**Prompt**: Write out the items below without any change, starting from their first line and continuing through the line containing "candle-body — [289, 244, 300, 250]".

::::::::::

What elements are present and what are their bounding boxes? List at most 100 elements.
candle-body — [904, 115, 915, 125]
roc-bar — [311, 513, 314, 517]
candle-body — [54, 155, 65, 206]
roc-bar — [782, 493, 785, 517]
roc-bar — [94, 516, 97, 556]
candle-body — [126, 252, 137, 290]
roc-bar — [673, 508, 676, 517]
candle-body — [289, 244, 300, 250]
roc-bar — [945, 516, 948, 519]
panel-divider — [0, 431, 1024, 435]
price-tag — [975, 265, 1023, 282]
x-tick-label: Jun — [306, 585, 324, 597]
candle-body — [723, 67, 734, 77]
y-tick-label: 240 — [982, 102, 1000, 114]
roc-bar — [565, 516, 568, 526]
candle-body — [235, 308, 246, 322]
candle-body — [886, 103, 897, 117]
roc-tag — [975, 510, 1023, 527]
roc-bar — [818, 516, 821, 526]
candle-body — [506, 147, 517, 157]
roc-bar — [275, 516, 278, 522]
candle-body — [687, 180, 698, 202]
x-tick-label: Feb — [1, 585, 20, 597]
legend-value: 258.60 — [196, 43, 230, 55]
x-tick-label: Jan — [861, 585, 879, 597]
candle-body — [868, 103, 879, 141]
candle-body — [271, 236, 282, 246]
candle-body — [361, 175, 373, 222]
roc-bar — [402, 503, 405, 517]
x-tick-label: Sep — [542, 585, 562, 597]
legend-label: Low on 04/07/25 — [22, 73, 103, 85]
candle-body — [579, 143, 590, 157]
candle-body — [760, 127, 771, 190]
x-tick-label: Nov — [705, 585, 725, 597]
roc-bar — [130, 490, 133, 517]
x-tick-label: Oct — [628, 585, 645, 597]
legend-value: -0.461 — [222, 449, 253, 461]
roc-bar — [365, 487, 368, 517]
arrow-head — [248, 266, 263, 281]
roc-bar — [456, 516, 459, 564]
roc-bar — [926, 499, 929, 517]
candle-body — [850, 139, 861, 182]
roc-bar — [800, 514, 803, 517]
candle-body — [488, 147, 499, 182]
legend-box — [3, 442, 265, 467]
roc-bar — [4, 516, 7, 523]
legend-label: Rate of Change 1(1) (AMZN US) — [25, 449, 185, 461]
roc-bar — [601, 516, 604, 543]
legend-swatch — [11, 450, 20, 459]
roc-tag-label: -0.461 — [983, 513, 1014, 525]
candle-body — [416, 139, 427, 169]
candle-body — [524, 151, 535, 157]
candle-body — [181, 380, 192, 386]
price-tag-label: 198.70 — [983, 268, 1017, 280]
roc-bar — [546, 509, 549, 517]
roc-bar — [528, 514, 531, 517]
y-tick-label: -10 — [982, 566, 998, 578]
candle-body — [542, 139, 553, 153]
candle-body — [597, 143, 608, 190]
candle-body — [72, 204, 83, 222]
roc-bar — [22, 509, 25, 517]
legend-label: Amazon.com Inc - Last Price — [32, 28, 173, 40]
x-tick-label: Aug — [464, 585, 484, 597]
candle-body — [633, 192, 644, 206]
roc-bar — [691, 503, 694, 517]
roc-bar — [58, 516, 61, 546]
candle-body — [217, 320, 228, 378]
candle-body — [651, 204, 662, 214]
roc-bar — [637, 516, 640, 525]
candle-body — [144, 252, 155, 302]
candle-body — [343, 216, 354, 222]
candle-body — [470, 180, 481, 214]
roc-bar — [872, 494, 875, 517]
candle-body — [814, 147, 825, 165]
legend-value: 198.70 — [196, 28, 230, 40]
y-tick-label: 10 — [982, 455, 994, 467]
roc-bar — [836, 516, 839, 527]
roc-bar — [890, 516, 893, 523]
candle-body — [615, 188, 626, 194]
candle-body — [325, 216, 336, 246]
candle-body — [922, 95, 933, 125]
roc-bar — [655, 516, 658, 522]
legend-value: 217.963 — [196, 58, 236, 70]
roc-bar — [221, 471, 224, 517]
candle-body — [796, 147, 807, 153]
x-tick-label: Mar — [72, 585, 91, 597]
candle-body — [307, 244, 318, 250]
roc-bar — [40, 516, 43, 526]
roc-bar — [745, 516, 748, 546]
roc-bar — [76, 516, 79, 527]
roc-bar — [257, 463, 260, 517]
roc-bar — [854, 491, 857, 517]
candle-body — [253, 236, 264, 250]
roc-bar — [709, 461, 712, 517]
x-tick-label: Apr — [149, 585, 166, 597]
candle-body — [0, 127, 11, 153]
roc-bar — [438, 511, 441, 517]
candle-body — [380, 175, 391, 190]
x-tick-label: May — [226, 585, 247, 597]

::::::::::

**Finished exercise**:
What elements are present and what are their bounding boxes? List at most 100 elements.
candle-body — [904, 115, 915, 125]
roc-bar — [311, 513, 314, 517]
candle-body — [54, 155, 65, 206]
roc-bar — [782, 493, 785, 517]
roc-bar — [94, 516, 97, 556]
candle-body — [126, 252, 137, 290]
roc-bar — [673, 508, 676, 517]
candle-body — [289, 244, 300, 250]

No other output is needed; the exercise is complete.